MATERIAL:

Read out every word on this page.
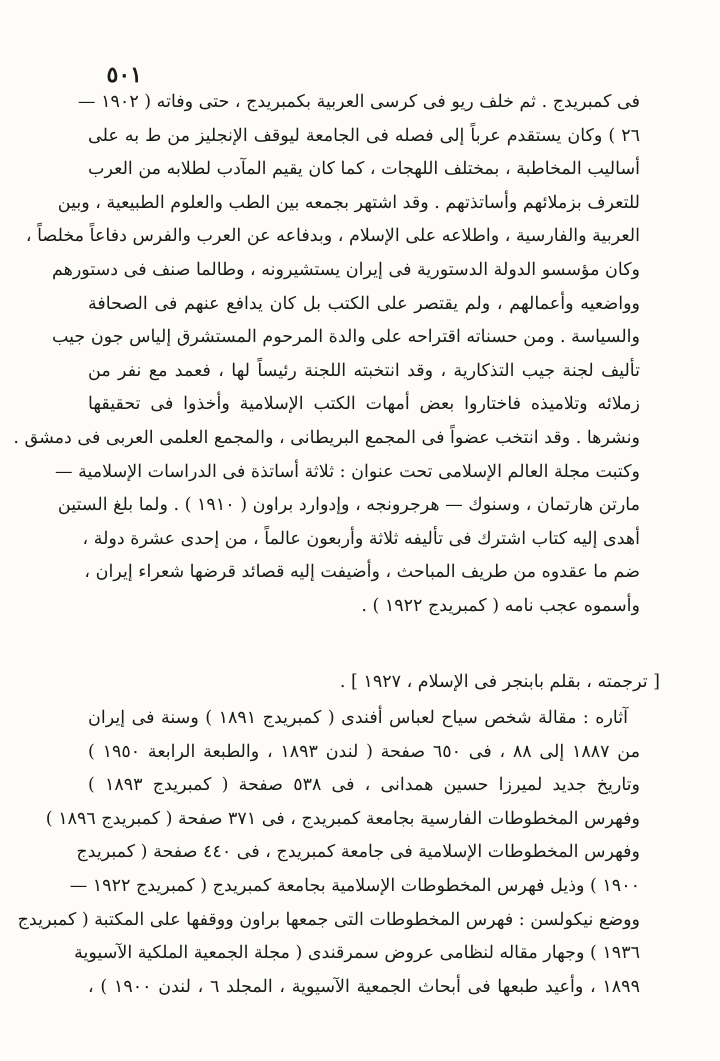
٥٠١
فى كمبريدج . ثم خلف ريو فى كرسى العربية بكمبريدج ، حتى وفاته ( ١٩٠٢ —
٢٦ ) وكان يستقدم عرباً إلى فصله فى الجامعة ليوقف الإنجليز من ط به على
أساليب المخاطبة ، بمختلف اللهجات ، كما كان يقيم المآدب لطلابه من العرب
للتعرف بزملائهم وأساتذتهم . وقد اشتهر بجمعه بين الطب والعلوم الطبيعية ، وبين
العربية والفارسية ، واطلاعه على الإسلام ، وبدفاعه عن العرب والفرس دفاعاً مخلصاً ،
وكان مؤسسو الدولة الدستورية فى إيران يستشيرونه ، وطالما صنف فى دستورهم
وواضعيه وأعمالهم ، ولم يقتصر على الكتب بل كان يدافع عنهم فى الصحافة
والسياسة . ومن حسناته اقتراحه على والدة المرحوم المستشرق إلياس جون جيب
تأليف لجنة جيب التذكارية ، وقد انتخبته اللجنة رئيساً لها ، فعمد مع نفر من
زملائه وتلاميذه فاختاروا بعض أمهات الكتب الإسلامية وأخذوا فى تحقيقها
ونشرها . وقد انتخب عضواً فى المجمع البريطانى ، والمجمع العلمى العربى فى دمشق .
وكتبت مجلة العالم الإسلامى تحت عنوان : ثلاثة أساتذة فى الدراسات الإسلامية —
مارتن هارتمان ، وسنوك — هرجرونجه ، وإدوارد براون ( ١٩١٠ ) . ولما بلغ الستين
أهدى إليه كتاب اشترك فى تأليفه ثلاثة وأربعون عالماً ، من إحدى عشرة دولة ،
ضم ما عقدوه من طريف المباحث ، وأضيفت إليه قصائد قرضها شعراء إيران ،
وأسموه عجب نامه ( كمبريدج ١٩٢٢ ) .
[ ترجمته ، بقلم بابنجر فى الإسلام ، ١٩٢٧ ] .
آثاره : مقالة شخص سياح لعباس أفندى ( كمبريدج ١٨٩١ ) وسنة فى إيران
من ١٨٨٧ إلى ٨٨ ، فى ٦٥٠ صفحة ( لندن ١٨٩٣ ، والطبعة الرابعة ١٩٥٠ )
وتاريخ جديد لميرزا حسين همدانى ، فى ٥٣٨ صفحة ( كمبريدج ١٨٩٣ )
وفهرس المخطوطات الفارسية بجامعة كمبريدج ، فى ٣٧١ صفحة ( كمبريدج ١٨٩٦ )
وفهرس المخطوطات الإسلامية فى جامعة كمبريدج ، فى ٤٤٠ صفحة ( كمبريدج
١٩٠٠ ) وذيل فهرس المخطوطات الإسلامية بجامعة كمبريدج ( كمبريدج ١٩٢٢ —
ووضع نيكولسن : فهرس المخطوطات التى جمعها براون ووقفها على المكتبة ( كمبريدج
١٩٣٦ ) وجهار مقاله لنظامى عروض سمرقندى ( مجلة الجمعية الملكية الآسيوية
١٨٩٩ ، وأعيد طبعها فى أبحاث الجمعية الآسيوية ، المجلد ٦ ، لندن ١٩٠٠ ) ،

EXERCISE REQUIREMENTS: Take the data above and repeat it exactly, leaving each picture out.

ANSWER BELOW:
Read out every word on this page.
٥٠١
فى كمبريدج . ثم خلف ريو فى كرسى العربية بكمبريدج ، حتى وفاته ( ١٩٠٢ —
٢٦ ) وكان يستقدم عرباً إلى فصله فى الجامعة ليوقف الإنجليز من ط به على
أساليب المخاطبة ، بمختلف اللهجات ، كما كان يقيم المآدب لطلابه من العرب
للتعرف بزملائهم وأساتذتهم . وقد اشتهر بجمعه بين الطب والعلوم الطبيعية ، وبين
العربية والفارسية ، واطلاعه على الإسلام ، وبدفاعه عن العرب والفرس دفاعاً مخلصاً ،
وكان مؤسسو الدولة الدستورية فى إيران يستشيرونه ، وطالما صنف فى دستورهم
وواضعيه وأعمالهم ، ولم يقتصر على الكتب بل كان يدافع عنهم فى الصحافة
والسياسة . ومن حسناته اقتراحه على والدة المرحوم المستشرق إلياس جون جيب
تأليف لجنة جيب التذكارية ، وقد انتخبته اللجنة رئيساً لها ، فعمد مع نفر من
زملائه وتلاميذه فاختاروا بعض أمهات الكتب الإسلامية وأخذوا فى تحقيقها
ونشرها . وقد انتخب عضواً فى المجمع البريطانى ، والمجمع العلمى العربى فى دمشق .
وكتبت مجلة العالم الإسلامى تحت عنوان : ثلاثة أساتذة فى الدراسات الإسلامية —
مارتن هارتمان ، وسنوك — هرجرونجه ، وإدوارد براون ( ١٩١٠ ) . ولما بلغ الستين
أهدى إليه كتاب اشترك فى تأليفه ثلاثة وأربعون عالماً ، من إحدى عشرة دولة ،
ضم ما عقدوه من طريف المباحث ، وأضيفت إليه قصائد قرضها شعراء إيران ،
وأسموه عجب نامه ( كمبريدج ١٩٢٢ ) .
[ ترجمته ، بقلم بابنجر فى الإسلام ، ١٩٢٧ ] .
آثاره : مقالة شخص سياح لعباس أفندى ( كمبريدج ١٨٩١ ) وسنة فى إيران
من ١٨٨٧ إلى ٨٨ ، فى ٦٥٠ صفحة ( لندن ١٨٩٣ ، والطبعة الرابعة ١٩٥٠ )
وتاريخ جديد لميرزا حسين همدانى ، فى ٥٣٨ صفحة ( كمبريدج ١٨٩٣ )
وفهرس المخطوطات الفارسية بجامعة كمبريدج ، فى ٣٧١ صفحة ( كمبريدج ١٨٩٦ )
وفهرس المخطوطات الإسلامية فى جامعة كمبريدج ، فى ٤٤٠ صفحة ( كمبريدج
١٩٠٠ ) وذيل فهرس المخطوطات الإسلامية بجامعة كمبريدج ( كمبريدج ١٩٢٢ —
ووضع نيكولسن : فهرس المخطوطات التى جمعها براون ووقفها على المكتبة ( كمبريدج
١٩٣٦ ) وجهار مقاله لنظامى عروض سمرقندى ( مجلة الجمعية الملكية الآسيوية
١٨٩٩ ، وأعيد طبعها فى أبحاث الجمعية الآسيوية ، المجلد ٦ ، لندن ١٩٠٠ ) ،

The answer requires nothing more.